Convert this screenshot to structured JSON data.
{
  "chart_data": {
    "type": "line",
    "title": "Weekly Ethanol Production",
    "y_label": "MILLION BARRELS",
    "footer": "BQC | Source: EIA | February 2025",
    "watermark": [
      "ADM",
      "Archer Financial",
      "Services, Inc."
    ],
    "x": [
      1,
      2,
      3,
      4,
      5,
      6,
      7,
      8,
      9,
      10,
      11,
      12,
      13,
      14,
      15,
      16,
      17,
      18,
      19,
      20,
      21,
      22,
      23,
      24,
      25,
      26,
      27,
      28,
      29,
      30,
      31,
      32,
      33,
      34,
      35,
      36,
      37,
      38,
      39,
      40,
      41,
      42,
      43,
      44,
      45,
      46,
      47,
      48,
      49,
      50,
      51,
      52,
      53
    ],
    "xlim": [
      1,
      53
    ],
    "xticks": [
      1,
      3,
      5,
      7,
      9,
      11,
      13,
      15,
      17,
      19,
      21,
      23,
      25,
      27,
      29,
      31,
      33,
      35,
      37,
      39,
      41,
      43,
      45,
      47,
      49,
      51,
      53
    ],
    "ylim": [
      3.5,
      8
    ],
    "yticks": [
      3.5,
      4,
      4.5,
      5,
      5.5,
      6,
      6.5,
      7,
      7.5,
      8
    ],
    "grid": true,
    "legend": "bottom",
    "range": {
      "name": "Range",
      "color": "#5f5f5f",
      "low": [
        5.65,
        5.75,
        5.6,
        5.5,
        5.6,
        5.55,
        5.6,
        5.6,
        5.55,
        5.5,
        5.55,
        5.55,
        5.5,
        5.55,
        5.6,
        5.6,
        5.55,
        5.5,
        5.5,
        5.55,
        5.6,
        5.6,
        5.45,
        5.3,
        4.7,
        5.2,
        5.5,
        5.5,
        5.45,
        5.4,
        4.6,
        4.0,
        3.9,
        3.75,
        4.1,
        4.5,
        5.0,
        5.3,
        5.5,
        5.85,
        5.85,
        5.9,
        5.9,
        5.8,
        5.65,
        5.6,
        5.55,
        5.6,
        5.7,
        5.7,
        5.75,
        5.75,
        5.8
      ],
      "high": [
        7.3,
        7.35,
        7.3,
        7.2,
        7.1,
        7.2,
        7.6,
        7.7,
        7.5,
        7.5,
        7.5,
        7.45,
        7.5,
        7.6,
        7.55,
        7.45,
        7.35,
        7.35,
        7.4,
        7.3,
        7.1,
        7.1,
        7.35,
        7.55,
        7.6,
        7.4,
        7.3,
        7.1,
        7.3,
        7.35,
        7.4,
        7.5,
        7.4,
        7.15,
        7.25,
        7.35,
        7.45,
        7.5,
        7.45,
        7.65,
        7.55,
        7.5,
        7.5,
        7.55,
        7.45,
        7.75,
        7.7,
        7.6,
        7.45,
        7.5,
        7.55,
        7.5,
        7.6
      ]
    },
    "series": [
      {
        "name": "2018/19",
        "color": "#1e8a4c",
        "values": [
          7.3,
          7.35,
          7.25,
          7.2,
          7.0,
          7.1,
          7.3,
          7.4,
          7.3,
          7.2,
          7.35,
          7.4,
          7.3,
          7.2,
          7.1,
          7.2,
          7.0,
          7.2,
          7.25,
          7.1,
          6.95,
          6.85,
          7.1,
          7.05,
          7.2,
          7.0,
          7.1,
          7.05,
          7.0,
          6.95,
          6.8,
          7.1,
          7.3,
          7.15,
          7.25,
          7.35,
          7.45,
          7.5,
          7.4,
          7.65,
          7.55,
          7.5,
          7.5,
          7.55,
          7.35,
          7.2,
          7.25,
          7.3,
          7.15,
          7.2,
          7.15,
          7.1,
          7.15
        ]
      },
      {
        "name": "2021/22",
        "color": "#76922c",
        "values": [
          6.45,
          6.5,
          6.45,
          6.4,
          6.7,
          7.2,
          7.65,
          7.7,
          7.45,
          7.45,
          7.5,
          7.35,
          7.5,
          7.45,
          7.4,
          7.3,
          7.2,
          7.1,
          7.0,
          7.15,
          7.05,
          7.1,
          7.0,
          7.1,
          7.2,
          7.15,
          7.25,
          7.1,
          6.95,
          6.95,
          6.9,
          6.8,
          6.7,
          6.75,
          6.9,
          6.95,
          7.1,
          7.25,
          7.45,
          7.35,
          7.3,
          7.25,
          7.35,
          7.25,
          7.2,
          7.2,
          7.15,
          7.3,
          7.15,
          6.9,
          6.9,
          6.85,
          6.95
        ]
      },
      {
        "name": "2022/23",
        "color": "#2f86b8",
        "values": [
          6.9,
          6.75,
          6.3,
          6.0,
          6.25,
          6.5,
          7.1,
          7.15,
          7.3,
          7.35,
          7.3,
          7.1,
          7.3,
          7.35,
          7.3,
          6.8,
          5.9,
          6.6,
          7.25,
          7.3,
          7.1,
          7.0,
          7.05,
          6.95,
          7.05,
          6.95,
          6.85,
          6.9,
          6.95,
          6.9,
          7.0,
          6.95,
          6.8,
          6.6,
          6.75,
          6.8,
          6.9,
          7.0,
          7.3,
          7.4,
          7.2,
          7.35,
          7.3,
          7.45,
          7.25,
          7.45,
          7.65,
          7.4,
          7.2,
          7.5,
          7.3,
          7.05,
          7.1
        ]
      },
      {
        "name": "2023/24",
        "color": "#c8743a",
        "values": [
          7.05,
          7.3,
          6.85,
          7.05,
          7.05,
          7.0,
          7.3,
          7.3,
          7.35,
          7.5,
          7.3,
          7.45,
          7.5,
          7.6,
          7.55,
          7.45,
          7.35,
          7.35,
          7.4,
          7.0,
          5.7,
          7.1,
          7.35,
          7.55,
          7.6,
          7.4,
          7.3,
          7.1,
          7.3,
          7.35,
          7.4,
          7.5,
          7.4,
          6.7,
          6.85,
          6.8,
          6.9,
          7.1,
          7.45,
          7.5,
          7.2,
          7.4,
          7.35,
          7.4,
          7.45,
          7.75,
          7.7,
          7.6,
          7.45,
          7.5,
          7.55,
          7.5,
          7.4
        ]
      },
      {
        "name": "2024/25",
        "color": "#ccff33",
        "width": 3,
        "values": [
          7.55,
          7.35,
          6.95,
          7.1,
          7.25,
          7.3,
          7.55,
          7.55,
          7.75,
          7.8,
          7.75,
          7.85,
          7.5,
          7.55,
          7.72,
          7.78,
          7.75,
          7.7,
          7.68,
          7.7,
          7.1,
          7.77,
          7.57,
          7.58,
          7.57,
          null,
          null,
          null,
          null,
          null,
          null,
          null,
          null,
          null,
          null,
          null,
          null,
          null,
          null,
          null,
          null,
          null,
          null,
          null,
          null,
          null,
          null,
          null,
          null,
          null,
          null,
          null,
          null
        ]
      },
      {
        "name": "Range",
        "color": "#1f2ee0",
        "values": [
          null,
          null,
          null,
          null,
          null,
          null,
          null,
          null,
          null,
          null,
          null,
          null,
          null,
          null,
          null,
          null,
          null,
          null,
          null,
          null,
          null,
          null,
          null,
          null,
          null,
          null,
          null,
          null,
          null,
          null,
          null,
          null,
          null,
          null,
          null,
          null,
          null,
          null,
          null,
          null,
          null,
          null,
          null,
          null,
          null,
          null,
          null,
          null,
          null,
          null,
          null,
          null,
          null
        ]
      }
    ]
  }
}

::::::::::

• _Aim of the task_: Faithfully copy every entry, leaving nothing out.

• _Output of the task_:
Convert this screenshot to structured JSON data.
{
  "chart_data": {
    "type": "line",
    "title": "Weekly Ethanol Production",
    "y_label": "MILLION BARRELS",
    "footer": "BQC | Source: EIA | February 2025",
    "watermark": [
      "ADM",
      "Archer Financial",
      "Services, Inc."
    ],
    "x": [
      1,
      2,
      3,
      4,
      5,
      6,
      7,
      8,
      9,
      10,
      11,
      12,
      13,
      14,
      15,
      16,
      17,
      18,
      19,
      20,
      21,
      22,
      23,
      24,
      25,
      26,
      27,
      28,
      29,
      30,
      31,
      32,
      33,
      34,
      35,
      36,
      37,
      38,
      39,
      40,
      41,
      42,
      43,
      44,
      45,
      46,
      47,
      48,
      49,
      50,
      51,
      52,
      53
    ],
    "xlim": [
      1,
      53
    ],
    "xticks": [
      1,
      3,
      5,
      7,
      9,
      11,
      13,
      15,
      17,
      19,
      21,
      23,
      25,
      27,
      29,
      31,
      33,
      35,
      37,
      39,
      41,
      43,
      45,
      47,
      49,
      51,
      53
    ],
    "ylim": [
      3.5,
      8
    ],
    "yticks": [
      3.5,
      4,
      4.5,
      5,
      5.5,
      6,
      6.5,
      7,
      7.5,
      8
    ],
    "grid": true,
    "legend": "bottom",
    "range": {
      "name": "Range",
      "color": "#5f5f5f",
      "low": [
        5.65,
        5.75,
        5.6,
        5.5,
        5.6,
        5.55,
        5.6,
        5.6,
        5.55,
        5.5,
        5.55,
        5.55,
        5.5,
        5.55,
        5.6,
        5.6,
        5.55,
        5.5,
        5.5,
        5.55,
        5.6,
        5.6,
        5.45,
        5.3,
        4.7,
        5.2,
        5.5,
        5.5,
        5.45,
        5.4,
        4.6,
        4.0,
        3.9,
        3.75,
        4.1,
        4.5,
        5.0,
        5.3,
        5.5,
        5.85,
        5.85,
        5.9,
        5.9,
        5.8,
        5.65,
        5.6,
        5.55,
        5.6,
        5.7,
        5.7,
        5.75,
        5.75,
        5.8
      ],
      "high": [
        7.3,
        7.35,
        7.3,
        7.2,
        7.1,
        7.2,
        7.6,
        7.7,
        7.5,
        7.5,
        7.5,
        7.45,
        7.5,
        7.6,
        7.55,
        7.45,
        7.35,
        7.35,
        7.4,
        7.3,
        7.1,
        7.1,
        7.35,
        7.55,
        7.6,
        7.4,
        7.3,
        7.1,
        7.3,
        7.35,
        7.4,
        7.5,
        7.4,
        7.15,
        7.25,
        7.35,
        7.45,
        7.5,
        7.45,
        7.65,
        7.55,
        7.5,
        7.5,
        7.55,
        7.45,
        7.75,
        7.7,
        7.6,
        7.45,
        7.5,
        7.55,
        7.5,
        7.6
      ]
    },
    "series": [
      {
        "name": "2018/19",
        "color": "#1e8a4c",
        "values": [
          7.3,
          7.35,
          7.25,
          7.2,
          7.0,
          7.1,
          7.3,
          7.4,
          7.3,
          7.2,
          7.35,
          7.4,
          7.3,
          7.2,
          7.1,
          7.2,
          7.0,
          7.2,
          7.25,
          7.1,
          6.95,
          6.85,
          7.1,
          7.05,
          7.2,
          7.0,
          7.1,
          7.05,
          7.0,
          6.95,
          6.8,
          7.1,
          7.3,
          7.15,
          7.25,
          7.35,
          7.45,
          7.5,
          7.4,
          7.65,
          7.55,
          7.5,
          7.5,
          7.55,
          7.35,
          7.2,
          7.25,
          7.3,
          7.15,
          7.2,
          7.15,
          7.1,
          7.15
        ]
      },
      {
        "name": "2021/22",
        "color": "#76922c",
        "values": [
          6.45,
          6.5,
          6.45,
          6.4,
          6.7,
          7.2,
          7.65,
          7.7,
          7.45,
          7.45,
          7.5,
          7.35,
          7.5,
          7.45,
          7.4,
          7.3,
          7.2,
          7.1,
          7.0,
          7.15,
          7.05,
          7.1,
          7.0,
          7.1,
          7.2,
          7.15,
          7.25,
          7.1,
          6.95,
          6.95,
          6.9,
          6.8,
          6.7,
          6.75,
          6.9,
          6.95,
          7.1,
          7.25,
          7.45,
          7.35,
          7.3,
          7.25,
          7.35,
          7.25,
          7.2,
          7.2,
          7.15,
          7.3,
          7.15,
          6.9,
          6.9,
          6.85,
          6.95
        ]
      },
      {
        "name": "2022/23",
        "color": "#2f86b8",
        "values": [
          6.9,
          6.75,
          6.3,
          6.0,
          6.25,
          6.5,
          7.1,
          7.15,
          7.3,
          7.35,
          7.3,
          7.1,
          7.3,
          7.35,
          7.3,
          6.8,
          5.9,
          6.6,
          7.25,
          7.3,
          7.1,
          7.0,
          7.05,
          6.95,
          7.05,
          6.95,
          6.85,
          6.9,
          6.95,
          6.9,
          7.0,
          6.95,
          6.8,
          6.6,
          6.75,
          6.8,
          6.9,
          7.0,
          7.3,
          7.4,
          7.2,
          7.35,
          7.3,
          7.45,
          7.25,
          7.45,
          7.65,
          7.4,
          7.2,
          7.5,
          7.3,
          7.05,
          7.1
        ]
      },
      {
        "name": "2023/24",
        "color": "#c8743a",
        "values": [
          7.05,
          7.3,
          6.85,
          7.05,
          7.05,
          7.0,
          7.3,
          7.3,
          7.35,
          7.5,
          7.3,
          7.45,
          7.5,
          7.6,
          7.55,
          7.45,
          7.35,
          7.35,
          7.4,
          7.0,
          5.7,
          7.1,
          7.35,
          7.55,
          7.6,
          7.4,
          7.3,
          7.1,
          7.3,
          7.35,
          7.4,
          7.5,
          7.4,
          6.7,
          6.85,
          6.8,
          6.9,
          7.1,
          7.45,
          7.5,
          7.2,
          7.4,
          7.35,
          7.4,
          7.45,
          7.75,
          7.7,
          7.6,
          7.45,
          7.5,
          7.55,
          7.5,
          7.4
        ]
      },
      {
        "name": "2024/25",
        "color": "#ccff33",
        "width": 3,
        "values": [
          7.55,
          7.35,
          6.95,
          7.1,
          7.25,
          7.3,
          7.55,
          7.55,
          7.75,
          7.8,
          7.75,
          7.85,
          7.5,
          7.55,
          7.72,
          7.78,
          7.75,
          7.7,
          7.68,
          7.7,
          7.1,
          7.77,
          7.57,
          7.58,
          7.57,
          null,
          null,
          null,
          null,
          null,
          null,
          null,
          null,
          null,
          null,
          null,
          null,
          null,
          null,
          null,
          null,
          null,
          null,
          null,
          null,
          null,
          null,
          null,
          null,
          null,
          null,
          null,
          null
        ]
      },
      {
        "name": "Range",
        "color": "#1f2ee0",
        "values": [
          null,
          null,
          null,
          null,
          null,
          null,
          null,
          null,
          null,
          null,
          null,
          null,
          null,
          null,
          null,
          null,
          null,
          null,
          null,
          null,
          null,
          null,
          null,
          null,
          null,
          null,
          null,
          null,
          null,
          null,
          null,
          null,
          null,
          null,
          null,
          null,
          null,
          null,
          null,
          null,
          null,
          null,
          null,
          null,
          null,
          null,
          null,
          null,
          null,
          null,
          null,
          null,
          null
        ]
      }
    ]
  }
}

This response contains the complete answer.